■ **Excerpt provided**
Single by TLC

from the album 3D
- Released: February 3, 2003
- Length: 3:48
- Label: Arista
- Songwriters: Babyface; Daryl Simmons;
- Producers: Babyface; Daryl Simmons;

TLC singles chronology
| "Girl Talk" (2002) | "Hands Up" (2003) | "Damaged" (2003) |

= Hands Up (TLC song) =

2003 single by TLC

"Hands Up" a song by American girl group TLC. It was written and produced by both Babyface and Daryl Simmons for the band's fourth studio album, 3D (2002). A sensual mid-tempo song that deals with romantic betrayal, it was selected and released as the album's second single in the United States on February 3, 2003, following lead single "Girl Talk" (2002). Arista Records consulted several producers to remix the song for its single release, including Richard X, LaMarquis Jefferson, and Jermaine Dupri.

(Stored dataset items)
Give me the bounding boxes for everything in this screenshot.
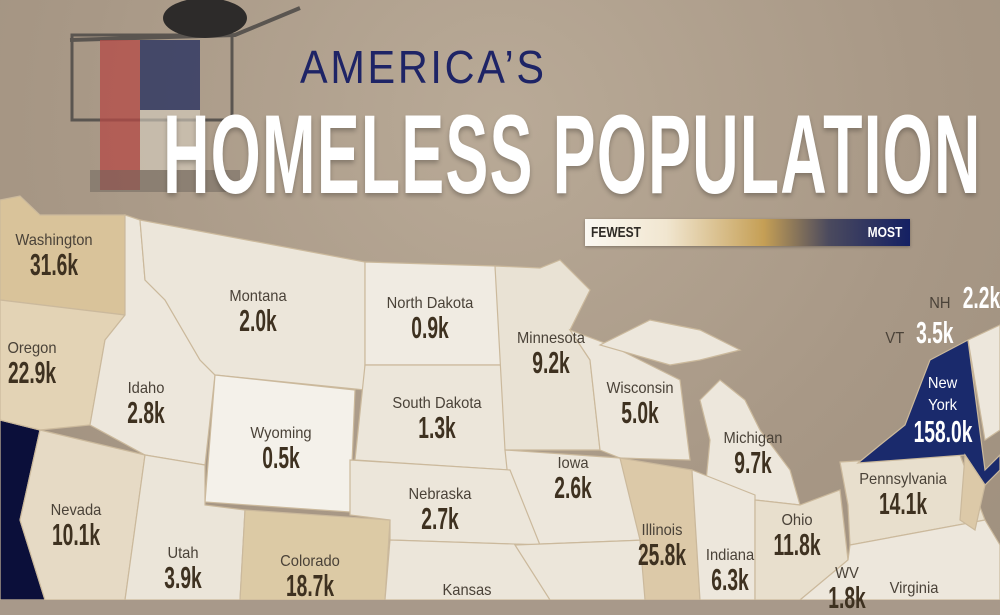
state-name: Nebraska: [408, 486, 472, 503]
us-map: [0, 0, 1000, 600]
state-name: Washington: [15, 232, 93, 249]
legend-min-label: FEWEST: [591, 224, 641, 241]
state-label-new-york: New York 158.0k: [896, 373, 991, 447]
state-michigan-upper: [598, 319, 742, 366]
state-michigan: [699, 379, 801, 506]
state-label-michigan: Michigan 9.7k: [721, 430, 785, 478]
page-title: HOMELESS POPULATION: [163, 92, 982, 217]
state-name: Illinois: [641, 522, 683, 539]
state-name: Michigan: [723, 430, 783, 447]
state-label-idaho: Idaho 2.8k: [116, 380, 176, 428]
state-name: Montana: [229, 288, 287, 305]
state-name: Oregon: [7, 340, 57, 357]
state-value: 3.9k: [164, 560, 202, 595]
shopping-cart-illustration: [69, 0, 301, 192]
state-value: 22.9k: [7, 355, 57, 390]
title-line-1: AMERICA’S: [300, 41, 547, 93]
state-name: Wyoming: [250, 425, 312, 442]
state-name: Virginia: [889, 580, 939, 597]
state-value: 2.6k: [554, 470, 592, 505]
state-label-illinois: Illinois 25.8k: [623, 522, 701, 570]
state-value: 3.5k: [916, 315, 954, 350]
state-label-kansas: Kansas: [440, 582, 493, 600]
state-value: 2.0k: [239, 303, 277, 338]
state-name: South Dakota: [392, 395, 482, 412]
state-value: 0.9k: [411, 310, 449, 345]
state-name: VT: [885, 330, 905, 347]
state-name: Nevada: [50, 502, 102, 519]
state-label-ohio: Ohio 11.8k: [759, 512, 835, 560]
state-label-wyoming: Wyoming 0.5k: [248, 425, 315, 473]
state-name: Kansas: [442, 582, 492, 599]
legend-max-label: MOST: [867, 224, 902, 241]
state-label-utah: Utah 3.9k: [153, 545, 213, 593]
state-name: Ohio: [781, 512, 813, 529]
state-name: Indiana: [705, 547, 755, 564]
state-value: 31.6k: [29, 247, 79, 282]
state-value: 14.1k: [878, 486, 928, 521]
state-label-pennsylvania: Pennsylvania 14.1k: [855, 471, 950, 519]
state-value: 2.8k: [127, 395, 165, 430]
state-value: 9.7k: [734, 445, 772, 480]
state-label-nevada: Nevada 10.1k: [37, 502, 115, 550]
state-wv-virginia: [799, 519, 1000, 600]
state-name: Pennsylvania: [859, 471, 947, 488]
state-value: 0.5k: [262, 440, 300, 475]
state-new-jersey: [959, 453, 986, 531]
state-name: Minnesota: [517, 330, 585, 347]
state-label-vt: VT 3.5k: [885, 315, 966, 350]
state-value: 5.0k: [621, 395, 659, 430]
state-label-north-dakota: North Dakota 0.9k: [383, 295, 477, 343]
state-name: Colorado: [280, 553, 340, 570]
state-label-montana: Montana 2.0k: [227, 288, 289, 336]
color-legend: FEWEST MOST: [585, 219, 910, 246]
state-value: 6.3k: [711, 562, 749, 597]
state-missouri: [513, 539, 651, 600]
state-value: 25.8k: [637, 537, 687, 572]
state-name: Idaho: [127, 380, 165, 397]
state-label-nebraska: Nebraska 2.7k: [406, 486, 474, 534]
state-value: 2.2k: [962, 280, 1000, 315]
state-value: 1.8k: [828, 580, 866, 615]
state-value: 10.1k: [51, 517, 101, 552]
state-colorado: [239, 509, 391, 600]
state-name: Wisconsin: [606, 380, 674, 397]
state-value: 18.7k: [285, 568, 335, 603]
state-label-washington: Washington 31.6k: [12, 232, 96, 280]
state-label-nh: NH 2.2k: [928, 280, 1000, 315]
state-label-wv: WV 1.8k: [817, 565, 877, 613]
state-label-indiana: Indiana 6.3k: [700, 547, 760, 595]
state-label-wisconsin: Wisconsin 5.0k: [604, 380, 677, 428]
state-name: WV: [835, 565, 859, 582]
state-illinois: [619, 457, 701, 600]
state-value: 11.8k: [773, 527, 821, 562]
state-name: North Dakota: [386, 295, 474, 312]
state-name: Iowa: [557, 455, 589, 472]
state-kansas: [384, 539, 551, 600]
state-label-colorado: Colorado 18.7k: [271, 553, 349, 601]
state-label-minnesota: Minnesota 9.2k: [514, 330, 588, 378]
state-label-iowa: Iowa 2.6k: [543, 455, 603, 503]
state-value: 2.7k: [421, 501, 459, 536]
state-nevada: [19, 429, 146, 600]
state-name: New York: [928, 375, 958, 414]
state-label-virginia: Virginia: [887, 580, 940, 598]
state-new-england: [967, 324, 1000, 442]
state-name: NH: [929, 295, 951, 312]
state-label-south-dakota: South Dakota 1.3k: [389, 395, 486, 443]
state-value: 9.2k: [532, 345, 570, 380]
state-value: 1.3k: [418, 410, 456, 445]
state-indiana: [691, 469, 756, 600]
state-name: Utah: [167, 545, 199, 562]
state-label-oregon: Oregon 22.9k: [0, 340, 71, 388]
state-value: 158.0k: [913, 414, 973, 449]
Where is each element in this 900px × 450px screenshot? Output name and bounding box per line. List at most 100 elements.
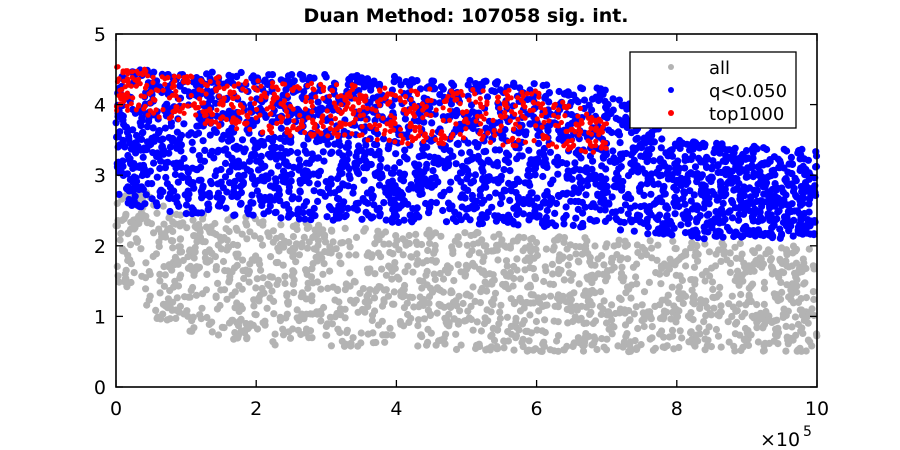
data-point xyxy=(343,326,351,334)
data-point xyxy=(457,149,465,157)
data-point xyxy=(683,208,691,216)
data-point xyxy=(413,260,421,268)
data-point xyxy=(427,86,433,92)
data-point xyxy=(230,104,236,110)
data-point xyxy=(613,251,621,259)
data-point xyxy=(370,77,378,85)
data-point xyxy=(806,186,814,195)
data-point xyxy=(424,246,432,255)
data-point xyxy=(297,112,303,118)
data-point xyxy=(738,313,746,321)
data-point xyxy=(374,227,382,235)
data-point xyxy=(564,133,572,141)
data-point xyxy=(675,343,683,352)
x-tick-label: 2 xyxy=(250,398,262,420)
data-point xyxy=(719,199,727,207)
data-point xyxy=(137,245,145,253)
data-point xyxy=(187,286,195,294)
data-point xyxy=(777,278,785,286)
data-point xyxy=(659,343,667,351)
data-point xyxy=(695,324,703,332)
data-point xyxy=(374,126,380,132)
data-point xyxy=(518,97,525,103)
data-point xyxy=(562,113,568,119)
data-point xyxy=(711,145,719,153)
data-point xyxy=(458,162,467,170)
data-point xyxy=(253,115,259,121)
data-point xyxy=(390,288,398,296)
data-point xyxy=(429,167,437,175)
data-point xyxy=(472,91,478,97)
data-point xyxy=(691,276,699,284)
data-point xyxy=(347,339,355,347)
data-point xyxy=(320,113,326,119)
data-point xyxy=(204,258,212,266)
data-point xyxy=(150,159,158,167)
data-point xyxy=(654,241,662,249)
data-point xyxy=(689,170,697,178)
data-point xyxy=(323,320,332,328)
data-point xyxy=(402,93,409,100)
data-point xyxy=(300,202,308,210)
data-point xyxy=(646,335,654,343)
data-point xyxy=(643,218,651,226)
data-point xyxy=(717,302,725,310)
data-point xyxy=(364,105,370,111)
data-point xyxy=(161,124,169,132)
data-point xyxy=(332,116,338,122)
data-point xyxy=(380,199,388,207)
data-point xyxy=(809,288,818,296)
data-point xyxy=(541,199,549,207)
data-point xyxy=(587,308,595,316)
data-point xyxy=(224,243,232,251)
data-point xyxy=(155,242,163,251)
data-point xyxy=(485,193,493,201)
data-point xyxy=(113,262,121,270)
data-point xyxy=(217,286,225,294)
data-point xyxy=(457,341,465,349)
data-point xyxy=(773,316,781,324)
data-point xyxy=(614,241,622,249)
data-point xyxy=(264,280,272,288)
data-point xyxy=(497,105,503,111)
data-point xyxy=(203,70,211,78)
data-point xyxy=(118,92,124,98)
data-point xyxy=(375,204,383,212)
data-point xyxy=(547,180,555,188)
data-point xyxy=(441,314,449,322)
data-point xyxy=(473,118,479,124)
data-point xyxy=(317,285,325,293)
x-tick-label: 4 xyxy=(390,398,402,420)
data-point xyxy=(166,143,174,151)
data-point xyxy=(782,222,791,230)
data-point xyxy=(428,77,436,85)
data-point xyxy=(794,320,803,328)
data-point xyxy=(314,180,322,188)
data-point xyxy=(259,197,267,206)
data-point xyxy=(199,137,207,145)
data-point xyxy=(572,128,578,135)
data-point xyxy=(520,93,526,99)
data-point xyxy=(322,73,330,81)
data-point xyxy=(337,206,346,214)
data-point xyxy=(599,188,608,196)
data-point xyxy=(355,142,363,150)
data-point xyxy=(732,163,740,171)
data-point xyxy=(235,172,243,180)
series-all xyxy=(112,185,821,356)
data-point xyxy=(491,128,497,134)
data-point xyxy=(173,256,181,264)
data-point xyxy=(464,186,472,194)
data-point xyxy=(799,222,807,230)
data-point xyxy=(463,116,469,122)
data-point xyxy=(145,268,153,276)
series-top1000 xyxy=(113,64,610,155)
data-point xyxy=(367,253,376,261)
data-point xyxy=(241,145,249,153)
data-point xyxy=(650,157,658,165)
data-point xyxy=(771,180,779,188)
data-point xyxy=(712,325,721,334)
data-point xyxy=(235,81,241,87)
data-point xyxy=(159,188,167,196)
data-point xyxy=(567,197,575,205)
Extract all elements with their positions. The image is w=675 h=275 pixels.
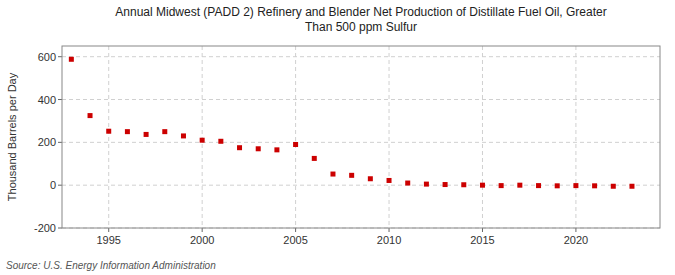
point (405, 181, 410, 186)
point (629, 184, 634, 189)
point (368, 176, 373, 181)
grid-line (108, 46, 109, 228)
tick (295, 228, 296, 232)
grid-line (575, 46, 576, 228)
grid-line (482, 46, 483, 228)
source: Source: U.S. Energy Information Administ… (6, 260, 216, 271)
grid-line (62, 185, 660, 186)
tick-label: 2015 (470, 234, 494, 246)
grid (62, 46, 660, 228)
point (293, 142, 298, 147)
tick-label: -200 (34, 222, 56, 234)
tick-label: 2005 (283, 234, 307, 246)
tick-label: 0 (50, 179, 56, 191)
point (144, 132, 149, 137)
tick (58, 99, 62, 100)
plot-frame (62, 46, 660, 228)
tick (58, 228, 62, 229)
point (88, 113, 93, 118)
point (499, 183, 504, 188)
point (480, 183, 485, 188)
tick-label: 2020 (564, 234, 588, 246)
point (106, 129, 111, 134)
point (517, 183, 522, 188)
point (555, 183, 560, 188)
point (218, 139, 223, 144)
point (611, 184, 616, 189)
point (256, 146, 261, 151)
point (461, 182, 466, 187)
tick (108, 228, 109, 232)
tick-label: 600 (38, 51, 56, 63)
point (349, 173, 354, 178)
chart: Annual Midwest (PADD 2) Refinery and Ble… (0, 0, 675, 275)
point (125, 129, 130, 134)
point (387, 178, 392, 183)
tick-label: 400 (38, 94, 56, 106)
point (536, 183, 541, 188)
point (592, 183, 597, 188)
tick-label: 2000 (190, 234, 214, 246)
tick (389, 228, 390, 232)
tick (575, 228, 576, 232)
point (312, 156, 317, 161)
point (69, 57, 74, 62)
points (69, 57, 635, 189)
point (200, 138, 205, 143)
tick (58, 142, 62, 143)
tick (202, 228, 203, 232)
tick-label: 1995 (96, 234, 120, 246)
point (162, 129, 167, 134)
grid-line (389, 46, 390, 228)
grid-line (202, 46, 203, 228)
y-axis-label: Thousand Barrels per Day (6, 72, 18, 201)
point (443, 182, 448, 187)
tick (58, 185, 62, 186)
point (274, 147, 279, 152)
tick (58, 56, 62, 57)
grid-line (62, 56, 660, 57)
tick (482, 228, 483, 232)
point (424, 182, 429, 187)
point (330, 172, 335, 177)
grid-line (295, 46, 296, 228)
title: Annual Midwest (PADD 2) Refinery and Ble… (115, 5, 606, 34)
tick-label: 200 (38, 136, 56, 148)
point (573, 183, 578, 188)
grid-line (62, 142, 660, 143)
grid-line (62, 99, 660, 100)
point (237, 145, 242, 150)
tick-label: 2010 (377, 234, 401, 246)
point (181, 133, 186, 138)
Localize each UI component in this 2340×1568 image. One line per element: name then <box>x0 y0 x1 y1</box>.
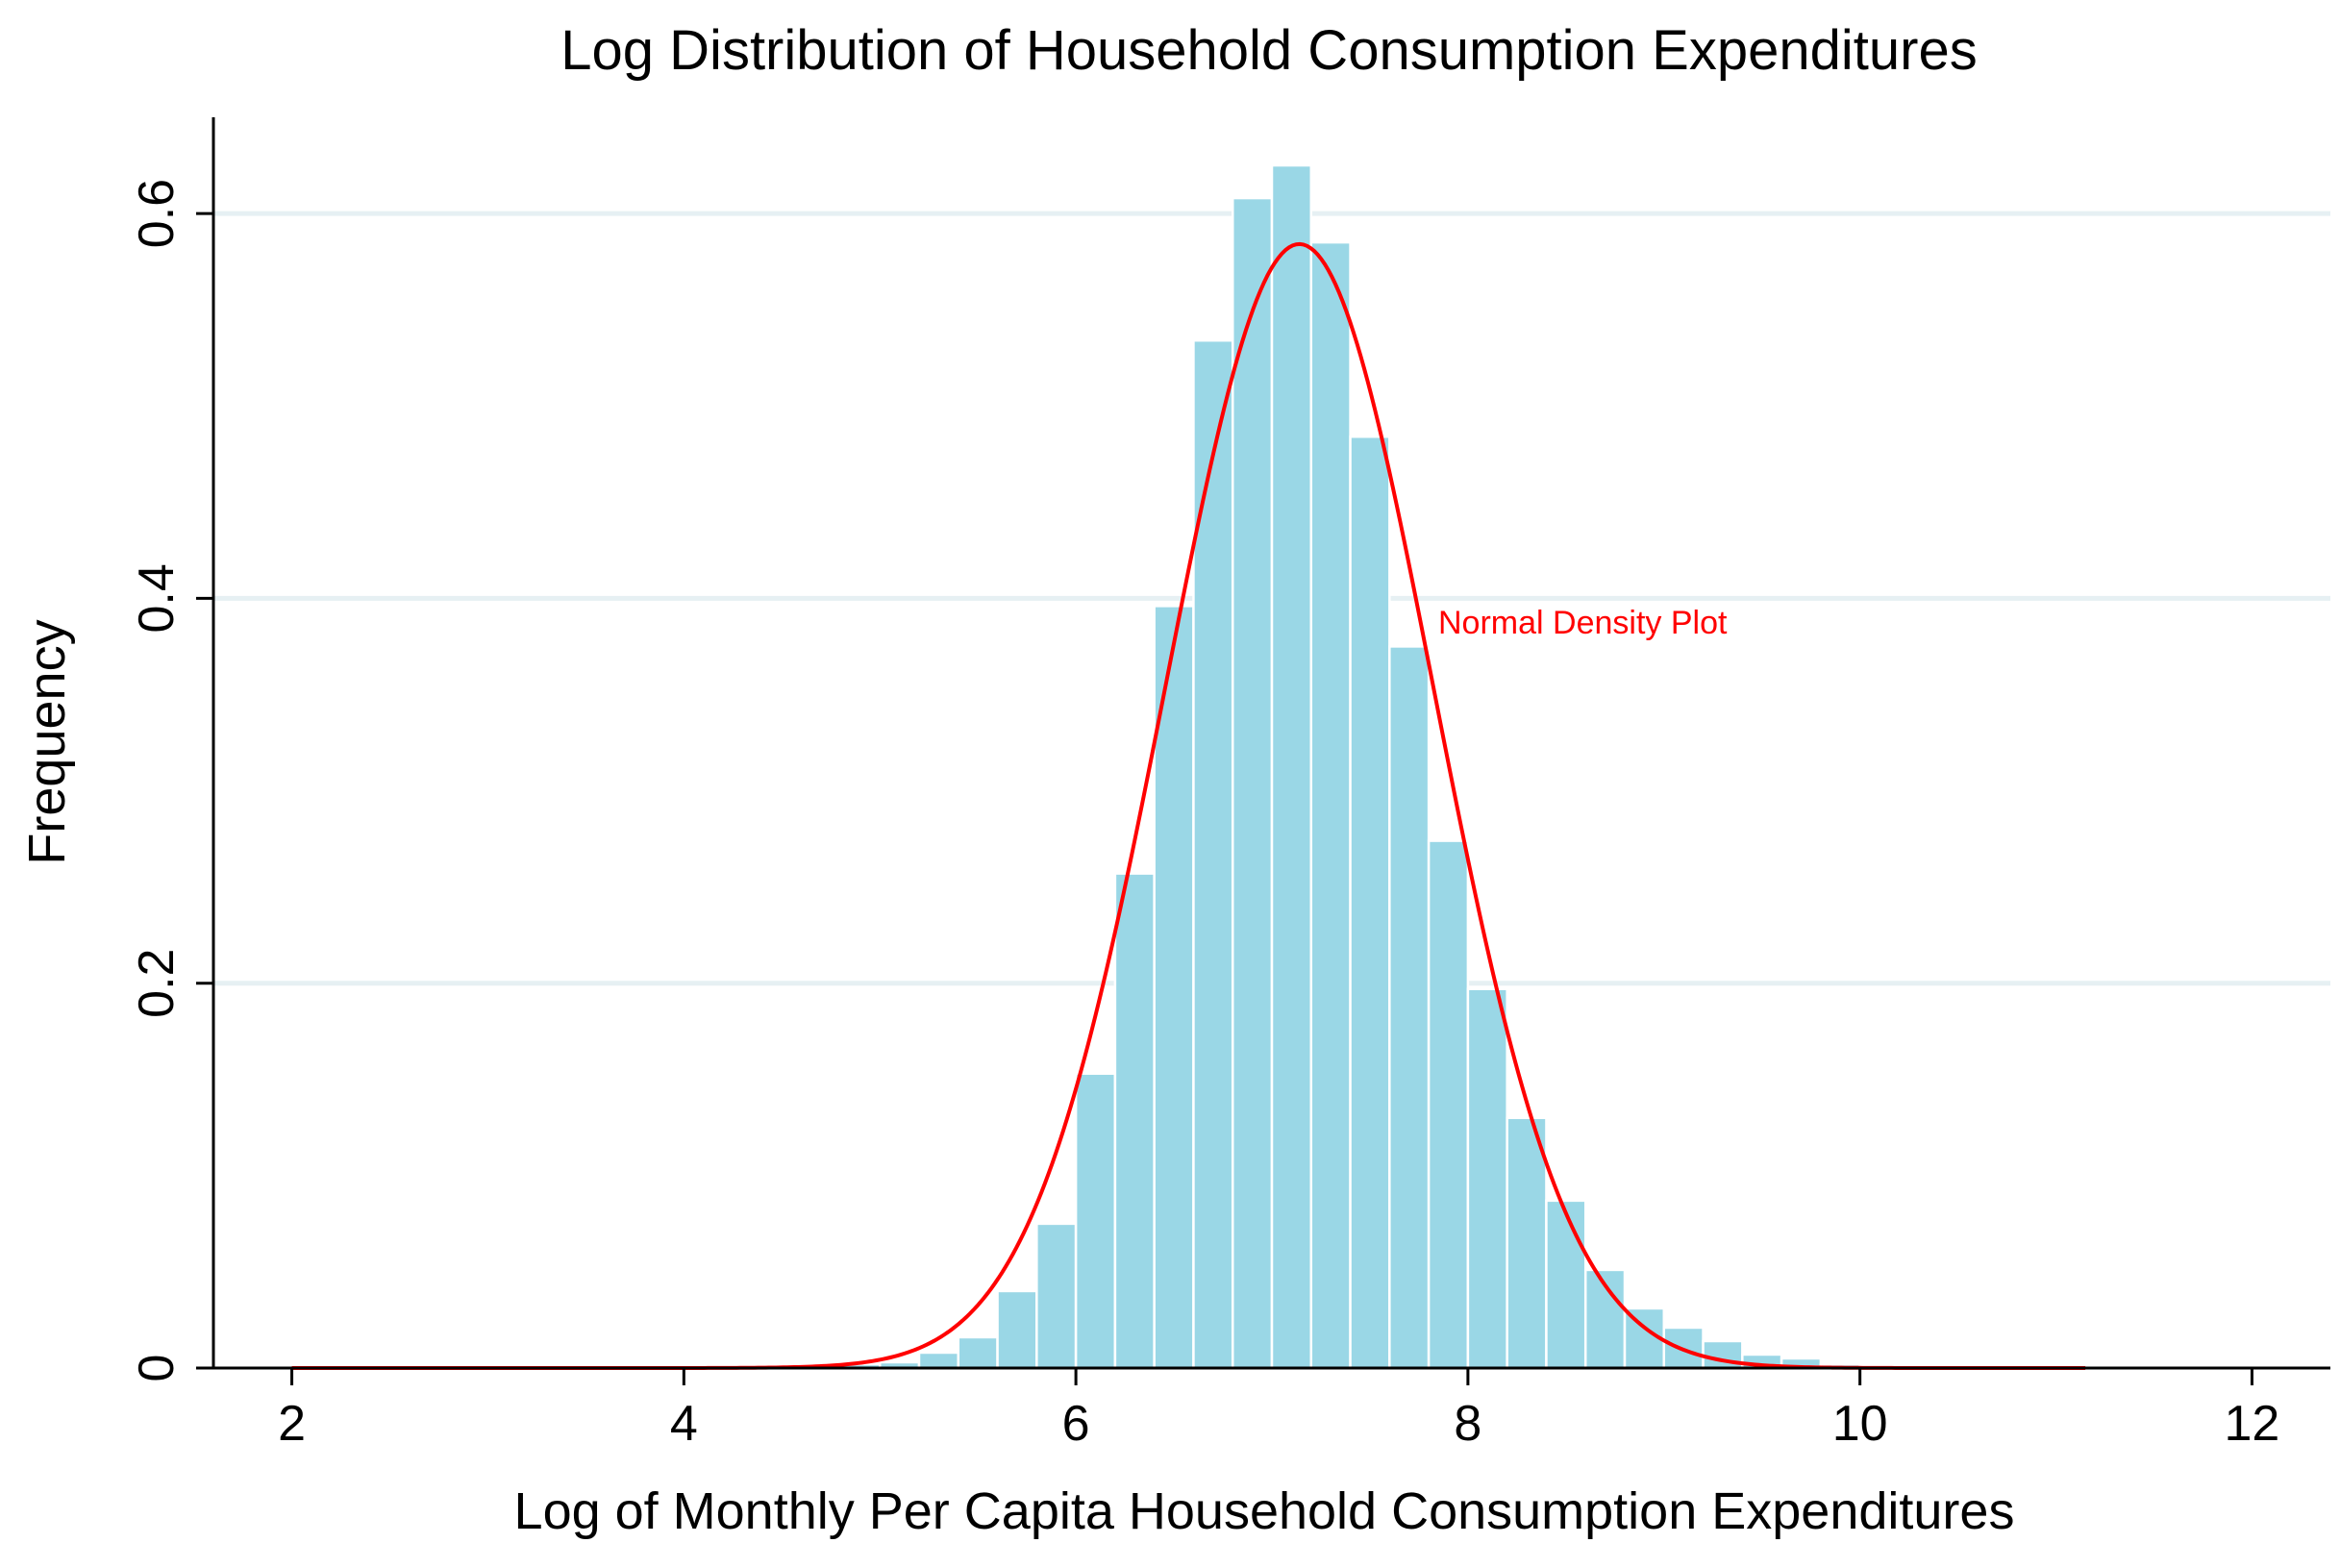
y-tick-label: 0.2 <box>129 949 185 1018</box>
x-tick-label: 4 <box>670 1396 698 1452</box>
chart-title: Log Distribution of Household Consumptio… <box>560 19 1977 82</box>
histogram-bar <box>1545 1199 1587 1370</box>
histogram-bar <box>1388 645 1431 1370</box>
x-tick-label: 6 <box>1062 1396 1090 1452</box>
histogram-bar <box>1113 872 1156 1370</box>
normal-density-annotation: Normal Density Plot <box>1438 605 1728 641</box>
histogram-bar <box>1270 163 1313 1370</box>
x-axis-label: Log of Monthly Per Capita Household Cons… <box>514 1482 2015 1540</box>
histogram-bar <box>1035 1222 1078 1370</box>
histogram-bar <box>1153 605 1195 1370</box>
histogram-bar <box>1231 196 1274 1370</box>
y-tick-label: 0 <box>129 1355 185 1382</box>
histogram-bar <box>917 1351 960 1370</box>
histogram-bar <box>1466 987 1508 1370</box>
x-tick-label: 10 <box>1832 1396 1888 1452</box>
y-tick-label: 0.6 <box>129 179 185 248</box>
histogram-bar <box>1074 1072 1117 1370</box>
histogram-bar <box>1309 240 1352 1370</box>
histogram-bar <box>1349 436 1391 1370</box>
axes <box>196 117 2330 1385</box>
histogram-bar <box>996 1289 1038 1370</box>
histogram-bar <box>1427 839 1470 1370</box>
x-tick-label: 2 <box>278 1396 306 1452</box>
histogram-bar <box>1583 1268 1627 1370</box>
tick-labels: 2 4 6 8 10 12 0 0.2 0.4 0.6 <box>129 179 2279 1452</box>
y-axis-label: Frequency <box>18 619 76 864</box>
histogram-bar <box>1506 1116 1548 1370</box>
x-tick-label: 8 <box>1454 1396 1481 1452</box>
histogram-bar <box>1192 338 1234 1370</box>
x-tick-label: 12 <box>2225 1396 2280 1452</box>
histogram-bar <box>957 1335 999 1370</box>
histogram-bars <box>800 163 2097 1370</box>
y-tick-label: 0.4 <box>129 563 185 633</box>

■ **To do**
**a)** In the text about the TLC song "Hands Up," what was the lead single from the album 3D?
**b)** List every line of the entries that contains the string "Household".

■ **Answers given**
**a)** "Girl Talk" (2002)

**b)**
chart-title: Log Distribution of Household Consumptio… <box>560 19 1977 82</box>
x-axis-label: Log of Monthly Per Capita Household Cons… <box>514 1482 2015 1540</box>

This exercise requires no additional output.